● Stored items from a collection

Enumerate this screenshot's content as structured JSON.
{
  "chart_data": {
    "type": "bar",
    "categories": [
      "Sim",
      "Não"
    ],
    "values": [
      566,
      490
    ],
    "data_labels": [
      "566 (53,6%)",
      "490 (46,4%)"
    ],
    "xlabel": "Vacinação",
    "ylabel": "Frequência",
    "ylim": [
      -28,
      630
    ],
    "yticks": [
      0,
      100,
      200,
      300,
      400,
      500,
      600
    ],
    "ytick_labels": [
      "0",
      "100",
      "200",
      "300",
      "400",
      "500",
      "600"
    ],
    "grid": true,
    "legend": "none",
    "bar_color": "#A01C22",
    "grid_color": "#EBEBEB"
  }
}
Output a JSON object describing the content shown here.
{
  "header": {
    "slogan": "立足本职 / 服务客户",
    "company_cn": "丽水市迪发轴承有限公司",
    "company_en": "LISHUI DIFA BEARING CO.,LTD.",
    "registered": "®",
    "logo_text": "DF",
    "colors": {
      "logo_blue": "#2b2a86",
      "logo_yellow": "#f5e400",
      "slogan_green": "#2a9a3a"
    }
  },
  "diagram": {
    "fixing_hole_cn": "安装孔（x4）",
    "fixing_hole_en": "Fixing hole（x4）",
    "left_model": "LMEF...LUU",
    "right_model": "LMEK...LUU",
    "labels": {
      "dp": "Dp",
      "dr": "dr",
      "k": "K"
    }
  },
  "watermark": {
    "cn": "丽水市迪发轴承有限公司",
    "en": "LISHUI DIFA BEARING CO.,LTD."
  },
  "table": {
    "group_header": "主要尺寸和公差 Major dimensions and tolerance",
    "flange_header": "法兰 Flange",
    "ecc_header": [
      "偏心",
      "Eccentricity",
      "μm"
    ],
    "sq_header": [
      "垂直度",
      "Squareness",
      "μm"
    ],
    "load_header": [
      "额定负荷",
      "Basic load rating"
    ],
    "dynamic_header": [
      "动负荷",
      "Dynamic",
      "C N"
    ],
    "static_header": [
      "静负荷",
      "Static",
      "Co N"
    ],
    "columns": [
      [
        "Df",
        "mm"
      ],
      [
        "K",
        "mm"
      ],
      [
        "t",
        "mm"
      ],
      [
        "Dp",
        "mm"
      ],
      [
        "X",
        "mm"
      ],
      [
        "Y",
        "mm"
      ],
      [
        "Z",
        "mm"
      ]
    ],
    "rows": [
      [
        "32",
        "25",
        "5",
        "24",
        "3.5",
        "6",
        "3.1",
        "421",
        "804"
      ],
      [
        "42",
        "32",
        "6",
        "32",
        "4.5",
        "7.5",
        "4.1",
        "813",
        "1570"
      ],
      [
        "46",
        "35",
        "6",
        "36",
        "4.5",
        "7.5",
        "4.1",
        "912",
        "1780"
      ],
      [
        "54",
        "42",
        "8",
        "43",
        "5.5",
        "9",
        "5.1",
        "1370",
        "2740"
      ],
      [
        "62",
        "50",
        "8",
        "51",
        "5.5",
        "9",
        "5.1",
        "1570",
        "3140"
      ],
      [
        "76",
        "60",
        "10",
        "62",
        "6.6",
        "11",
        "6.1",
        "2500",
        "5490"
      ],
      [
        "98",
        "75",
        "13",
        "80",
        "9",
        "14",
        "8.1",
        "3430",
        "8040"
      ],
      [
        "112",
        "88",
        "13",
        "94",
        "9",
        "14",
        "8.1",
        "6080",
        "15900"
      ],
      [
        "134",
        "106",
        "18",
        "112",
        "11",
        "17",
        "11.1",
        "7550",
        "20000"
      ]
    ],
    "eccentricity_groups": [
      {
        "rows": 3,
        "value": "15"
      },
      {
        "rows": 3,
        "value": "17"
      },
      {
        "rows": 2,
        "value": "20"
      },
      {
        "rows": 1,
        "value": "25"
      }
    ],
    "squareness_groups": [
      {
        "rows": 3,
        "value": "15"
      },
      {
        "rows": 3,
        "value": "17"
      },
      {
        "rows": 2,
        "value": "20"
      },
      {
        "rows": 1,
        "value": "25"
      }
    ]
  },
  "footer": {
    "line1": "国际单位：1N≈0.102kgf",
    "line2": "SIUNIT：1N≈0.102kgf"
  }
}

● Set exercise
Extract every entry above as it appears.

● Solved exercise
Enumerate this screenshot's content as structured JSON.
{
  "chart_data": {
    "type": "bar",
    "categories": [
      "Sim",
      "Não"
    ],
    "values": [
      566,
      490
    ],
    "data_labels": [
      "566 (53,6%)",
      "490 (46,4%)"
    ],
    "xlabel": "Vacinação",
    "ylabel": "Frequência",
    "ylim": [
      -28,
      630
    ],
    "yticks": [
      0,
      100,
      200,
      300,
      400,
      500,
      600
    ],
    "ytick_labels": [
      "0",
      "100",
      "200",
      "300",
      "400",
      "500",
      "600"
    ],
    "grid": true,
    "legend": "none",
    "bar_color": "#A01C22",
    "grid_color": "#EBEBEB"
  }
}
Output a JSON object describing the content shown here.
{
  "header": {
    "slogan": "立足本职 / 服务客户",
    "company_cn": "丽水市迪发轴承有限公司",
    "company_en": "LISHUI DIFA BEARING CO.,LTD.",
    "registered": "®",
    "logo_text": "DF",
    "colors": {
      "logo_blue": "#2b2a86",
      "logo_yellow": "#f5e400",
      "slogan_green": "#2a9a3a"
    }
  },
  "diagram": {
    "fixing_hole_cn": "安装孔（x4）",
    "fixing_hole_en": "Fixing hole（x4）",
    "left_model": "LMEF...LUU",
    "right_model": "LMEK...LUU",
    "labels": {
      "dp": "Dp",
      "dr": "dr",
      "k": "K"
    }
  },
  "watermark": {
    "cn": "丽水市迪发轴承有限公司",
    "en": "LISHUI DIFA BEARING CO.,LTD."
  },
  "table": {
    "group_header": "主要尺寸和公差 Major dimensions and tolerance",
    "flange_header": "法兰 Flange",
    "ecc_header": [
      "偏心",
      "Eccentricity",
      "μm"
    ],
    "sq_header": [
      "垂直度",
      "Squareness",
      "μm"
    ],
    "load_header": [
      "额定负荷",
      "Basic load rating"
    ],
    "dynamic_header": [
      "动负荷",
      "Dynamic",
      "C N"
    ],
    "static_header": [
      "静负荷",
      "Static",
      "Co N"
    ],
    "columns": [
      [
        "Df",
        "mm"
      ],
      [
        "K",
        "mm"
      ],
      [
        "t",
        "mm"
      ],
      [
        "Dp",
        "mm"
      ],
      [
        "X",
        "mm"
      ],
      [
        "Y",
        "mm"
      ],
      [
        "Z",
        "mm"
      ]
    ],
    "rows": [
      [
        "32",
        "25",
        "5",
        "24",
        "3.5",
        "6",
        "3.1",
        "421",
        "804"
      ],
      [
        "42",
        "32",
        "6",
        "32",
        "4.5",
        "7.5",
        "4.1",
        "813",
        "1570"
      ],
      [
        "46",
        "35",
        "6",
        "36",
        "4.5",
        "7.5",
        "4.1",
        "912",
        "1780"
      ],
      [
        "54",
        "42",
        "8",
        "43",
        "5.5",
        "9",
        "5.1",
        "1370",
        "2740"
      ],
      [
        "62",
        "50",
        "8",
        "51",
        "5.5",
        "9",
        "5.1",
        "1570",
        "3140"
      ],
      [
        "76",
        "60",
        "10",
        "62",
        "6.6",
        "11",
        "6.1",
        "2500",
        "5490"
      ],
      [
        "98",
        "75",
        "13",
        "80",
        "9",
        "14",
        "8.1",
        "3430",
        "8040"
      ],
      [
        "112",
        "88",
        "13",
        "94",
        "9",
        "14",
        "8.1",
        "6080",
        "15900"
      ],
      [
        "134",
        "106",
        "18",
        "112",
        "11",
        "17",
        "11.1",
        "7550",
        "20000"
      ]
    ],
    "eccentricity_groups": [
      {
        "rows": 3,
        "value": "15"
      },
      {
        "rows": 3,
        "value": "17"
      },
      {
        "rows": 2,
        "value": "20"
      },
      {
        "rows": 1,
        "value": "25"
      }
    ],
    "squareness_groups": [
      {
        "rows": 3,
        "value": "15"
      },
      {
        "rows": 3,
        "value": "17"
      },
      {
        "rows": 2,
        "value": "20"
      },
      {
        "rows": 1,
        "value": "25"
      }
    ]
  },
  "footer": {
    "line1": "国际单位：1N≈0.102kgf",
    "line2": "SIUNIT：1N≈0.102kgf"
  }
}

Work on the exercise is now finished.